Extracted data entries
----
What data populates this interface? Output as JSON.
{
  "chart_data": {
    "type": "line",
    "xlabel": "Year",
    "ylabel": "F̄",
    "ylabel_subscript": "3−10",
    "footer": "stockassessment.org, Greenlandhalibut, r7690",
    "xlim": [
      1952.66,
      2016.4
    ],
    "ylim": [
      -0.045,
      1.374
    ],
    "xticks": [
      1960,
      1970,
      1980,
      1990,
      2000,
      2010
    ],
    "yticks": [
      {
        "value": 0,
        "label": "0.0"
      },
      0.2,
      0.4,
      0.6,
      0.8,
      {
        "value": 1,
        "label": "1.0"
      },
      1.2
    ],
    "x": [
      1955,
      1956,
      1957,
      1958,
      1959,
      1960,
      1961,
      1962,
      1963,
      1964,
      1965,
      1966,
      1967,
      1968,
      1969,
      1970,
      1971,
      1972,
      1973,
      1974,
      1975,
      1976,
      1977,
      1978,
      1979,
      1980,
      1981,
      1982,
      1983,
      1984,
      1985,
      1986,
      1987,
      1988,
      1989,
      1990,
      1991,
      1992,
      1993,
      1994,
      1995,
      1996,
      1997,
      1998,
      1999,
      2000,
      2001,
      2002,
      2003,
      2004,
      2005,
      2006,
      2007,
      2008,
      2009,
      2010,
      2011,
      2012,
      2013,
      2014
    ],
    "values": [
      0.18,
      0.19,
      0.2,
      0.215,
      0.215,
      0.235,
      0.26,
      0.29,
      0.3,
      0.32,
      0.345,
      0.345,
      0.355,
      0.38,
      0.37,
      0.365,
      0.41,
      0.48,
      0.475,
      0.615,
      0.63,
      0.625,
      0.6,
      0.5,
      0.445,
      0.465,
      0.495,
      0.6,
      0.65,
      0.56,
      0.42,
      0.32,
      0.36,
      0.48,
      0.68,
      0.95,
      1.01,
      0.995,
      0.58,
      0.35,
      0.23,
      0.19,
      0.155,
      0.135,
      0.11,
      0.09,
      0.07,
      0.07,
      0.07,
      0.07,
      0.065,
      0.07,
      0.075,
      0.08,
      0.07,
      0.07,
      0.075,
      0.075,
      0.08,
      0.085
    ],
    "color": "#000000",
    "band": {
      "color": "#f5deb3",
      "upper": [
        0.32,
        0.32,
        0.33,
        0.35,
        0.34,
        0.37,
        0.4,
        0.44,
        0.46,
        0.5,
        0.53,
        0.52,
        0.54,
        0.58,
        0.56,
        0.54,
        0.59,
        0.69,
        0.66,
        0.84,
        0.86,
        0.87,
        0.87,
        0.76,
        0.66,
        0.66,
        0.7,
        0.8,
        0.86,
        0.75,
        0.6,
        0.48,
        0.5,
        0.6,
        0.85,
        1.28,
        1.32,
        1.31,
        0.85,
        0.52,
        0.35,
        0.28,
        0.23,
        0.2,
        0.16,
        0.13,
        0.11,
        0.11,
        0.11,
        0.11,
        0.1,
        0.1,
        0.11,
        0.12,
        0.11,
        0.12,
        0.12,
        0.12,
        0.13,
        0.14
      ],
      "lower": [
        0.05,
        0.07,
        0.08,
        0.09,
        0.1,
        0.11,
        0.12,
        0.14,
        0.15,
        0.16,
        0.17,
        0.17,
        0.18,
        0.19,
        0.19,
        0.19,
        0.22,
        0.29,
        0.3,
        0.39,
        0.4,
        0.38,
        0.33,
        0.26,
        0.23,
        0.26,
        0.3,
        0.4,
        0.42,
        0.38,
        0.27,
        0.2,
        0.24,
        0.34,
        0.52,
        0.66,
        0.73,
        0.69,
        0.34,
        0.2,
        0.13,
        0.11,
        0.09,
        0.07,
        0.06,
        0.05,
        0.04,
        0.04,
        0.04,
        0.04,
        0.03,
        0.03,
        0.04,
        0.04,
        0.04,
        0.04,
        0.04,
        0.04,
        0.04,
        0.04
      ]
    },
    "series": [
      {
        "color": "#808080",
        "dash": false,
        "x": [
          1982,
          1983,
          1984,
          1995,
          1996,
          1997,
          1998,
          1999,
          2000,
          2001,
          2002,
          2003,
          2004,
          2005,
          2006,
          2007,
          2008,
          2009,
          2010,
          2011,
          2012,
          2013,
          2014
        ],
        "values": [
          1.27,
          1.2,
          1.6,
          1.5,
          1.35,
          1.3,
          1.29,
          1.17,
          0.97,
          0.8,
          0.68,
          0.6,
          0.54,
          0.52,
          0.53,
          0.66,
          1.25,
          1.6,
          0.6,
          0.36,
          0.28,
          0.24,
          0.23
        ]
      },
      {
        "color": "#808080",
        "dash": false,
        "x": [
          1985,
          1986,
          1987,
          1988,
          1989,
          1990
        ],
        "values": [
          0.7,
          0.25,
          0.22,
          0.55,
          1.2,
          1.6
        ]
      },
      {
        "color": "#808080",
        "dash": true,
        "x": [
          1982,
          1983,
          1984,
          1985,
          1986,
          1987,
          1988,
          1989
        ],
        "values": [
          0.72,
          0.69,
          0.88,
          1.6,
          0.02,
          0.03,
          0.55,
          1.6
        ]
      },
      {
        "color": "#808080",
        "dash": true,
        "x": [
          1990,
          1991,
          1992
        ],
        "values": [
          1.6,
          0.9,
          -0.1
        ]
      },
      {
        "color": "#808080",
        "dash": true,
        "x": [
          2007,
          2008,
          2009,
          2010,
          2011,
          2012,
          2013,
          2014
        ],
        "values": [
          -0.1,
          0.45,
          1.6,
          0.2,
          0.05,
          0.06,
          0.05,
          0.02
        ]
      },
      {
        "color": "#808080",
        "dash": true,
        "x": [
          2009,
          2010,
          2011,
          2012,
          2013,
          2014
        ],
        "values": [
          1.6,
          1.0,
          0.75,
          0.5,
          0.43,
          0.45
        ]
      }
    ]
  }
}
----
INSTRUCTIONS FOR THE TASK
Please set down the whole listing above without altering a single line.

FULL RESPONSE
What data populates this interface? Output as JSON.
{
  "chart_data": {
    "type": "line",
    "xlabel": "Year",
    "ylabel": "F̄",
    "ylabel_subscript": "3−10",
    "footer": "stockassessment.org, Greenlandhalibut, r7690",
    "xlim": [
      1952.66,
      2016.4
    ],
    "ylim": [
      -0.045,
      1.374
    ],
    "xticks": [
      1960,
      1970,
      1980,
      1990,
      2000,
      2010
    ],
    "yticks": [
      {
        "value": 0,
        "label": "0.0"
      },
      0.2,
      0.4,
      0.6,
      0.8,
      {
        "value": 1,
        "label": "1.0"
      },
      1.2
    ],
    "x": [
      1955,
      1956,
      1957,
      1958,
      1959,
      1960,
      1961,
      1962,
      1963,
      1964,
      1965,
      1966,
      1967,
      1968,
      1969,
      1970,
      1971,
      1972,
      1973,
      1974,
      1975,
      1976,
      1977,
      1978,
      1979,
      1980,
      1981,
      1982,
      1983,
      1984,
      1985,
      1986,
      1987,
      1988,
      1989,
      1990,
      1991,
      1992,
      1993,
      1994,
      1995,
      1996,
      1997,
      1998,
      1999,
      2000,
      2001,
      2002,
      2003,
      2004,
      2005,
      2006,
      2007,
      2008,
      2009,
      2010,
      2011,
      2012,
      2013,
      2014
    ],
    "values": [
      0.18,
      0.19,
      0.2,
      0.215,
      0.215,
      0.235,
      0.26,
      0.29,
      0.3,
      0.32,
      0.345,
      0.345,
      0.355,
      0.38,
      0.37,
      0.365,
      0.41,
      0.48,
      0.475,
      0.615,
      0.63,
      0.625,
      0.6,
      0.5,
      0.445,
      0.465,
      0.495,
      0.6,
      0.65,
      0.56,
      0.42,
      0.32,
      0.36,
      0.48,
      0.68,
      0.95,
      1.01,
      0.995,
      0.58,
      0.35,
      0.23,
      0.19,
      0.155,
      0.135,
      0.11,
      0.09,
      0.07,
      0.07,
      0.07,
      0.07,
      0.065,
      0.07,
      0.075,
      0.08,
      0.07,
      0.07,
      0.075,
      0.075,
      0.08,
      0.085
    ],
    "color": "#000000",
    "band": {
      "color": "#f5deb3",
      "upper": [
        0.32,
        0.32,
        0.33,
        0.35,
        0.34,
        0.37,
        0.4,
        0.44,
        0.46,
        0.5,
        0.53,
        0.52,
        0.54,
        0.58,
        0.56,
        0.54,
        0.59,
        0.69,
        0.66,
        0.84,
        0.86,
        0.87,
        0.87,
        0.76,
        0.66,
        0.66,
        0.7,
        0.8,
        0.86,
        0.75,
        0.6,
        0.48,
        0.5,
        0.6,
        0.85,
        1.28,
        1.32,
        1.31,
        0.85,
        0.52,
        0.35,
        0.28,
        0.23,
        0.2,
        0.16,
        0.13,
        0.11,
        0.11,
        0.11,
        0.11,
        0.1,
        0.1,
        0.11,
        0.12,
        0.11,
        0.12,
        0.12,
        0.12,
        0.13,
        0.14
      ],
      "lower": [
        0.05,
        0.07,
        0.08,
        0.09,
        0.1,
        0.11,
        0.12,
        0.14,
        0.15,
        0.16,
        0.17,
        0.17,
        0.18,
        0.19,
        0.19,
        0.19,
        0.22,
        0.29,
        0.3,
        0.39,
        0.4,
        0.38,
        0.33,
        0.26,
        0.23,
        0.26,
        0.3,
        0.4,
        0.42,
        0.38,
        0.27,
        0.2,
        0.24,
        0.34,
        0.52,
        0.66,
        0.73,
        0.69,
        0.34,
        0.2,
        0.13,
        0.11,
        0.09,
        0.07,
        0.06,
        0.05,
        0.04,
        0.04,
        0.04,
        0.04,
        0.03,
        0.03,
        0.04,
        0.04,
        0.04,
        0.04,
        0.04,
        0.04,
        0.04,
        0.04
      ]
    },
    "series": [
      {
        "color": "#808080",
        "dash": false,
        "x": [
          1982,
          1983,
          1984,
          1995,
          1996,
          1997,
          1998,
          1999,
          2000,
          2001,
          2002,
          2003,
          2004,
          2005,
          2006,
          2007,
          2008,
          2009,
          2010,
          2011,
          2012,
          2013,
          2014
        ],
        "values": [
          1.27,
          1.2,
          1.6,
          1.5,
          1.35,
          1.3,
          1.29,
          1.17,
          0.97,
          0.8,
          0.68,
          0.6,
          0.54,
          0.52,
          0.53,
          0.66,
          1.25,
          1.6,
          0.6,
          0.36,
          0.28,
          0.24,
          0.23
        ]
      },
      {
        "color": "#808080",
        "dash": false,
        "x": [
          1985,
          1986,
          1987,
          1988,
          1989,
          1990
        ],
        "values": [
          0.7,
          0.25,
          0.22,
          0.55,
          1.2,
          1.6
        ]
      },
      {
        "color": "#808080",
        "dash": true,
        "x": [
          1982,
          1983,
          1984,
          1985,
          1986,
          1987,
          1988,
          1989
        ],
        "values": [
          0.72,
          0.69,
          0.88,
          1.6,
          0.02,
          0.03,
          0.55,
          1.6
        ]
      },
      {
        "color": "#808080",
        "dash": true,
        "x": [
          1990,
          1991,
          1992
        ],
        "values": [
          1.6,
          0.9,
          -0.1
        ]
      },
      {
        "color": "#808080",
        "dash": true,
        "x": [
          2007,
          2008,
          2009,
          2010,
          2011,
          2012,
          2013,
          2014
        ],
        "values": [
          -0.1,
          0.45,
          1.6,
          0.2,
          0.05,
          0.06,
          0.05,
          0.02
        ]
      },
      {
        "color": "#808080",
        "dash": true,
        "x": [
          2009,
          2010,
          2011,
          2012,
          2013,
          2014
        ],
        "values": [
          1.6,
          1.0,
          0.75,
          0.5,
          0.43,
          0.45
        ]
      }
    ]
  }
}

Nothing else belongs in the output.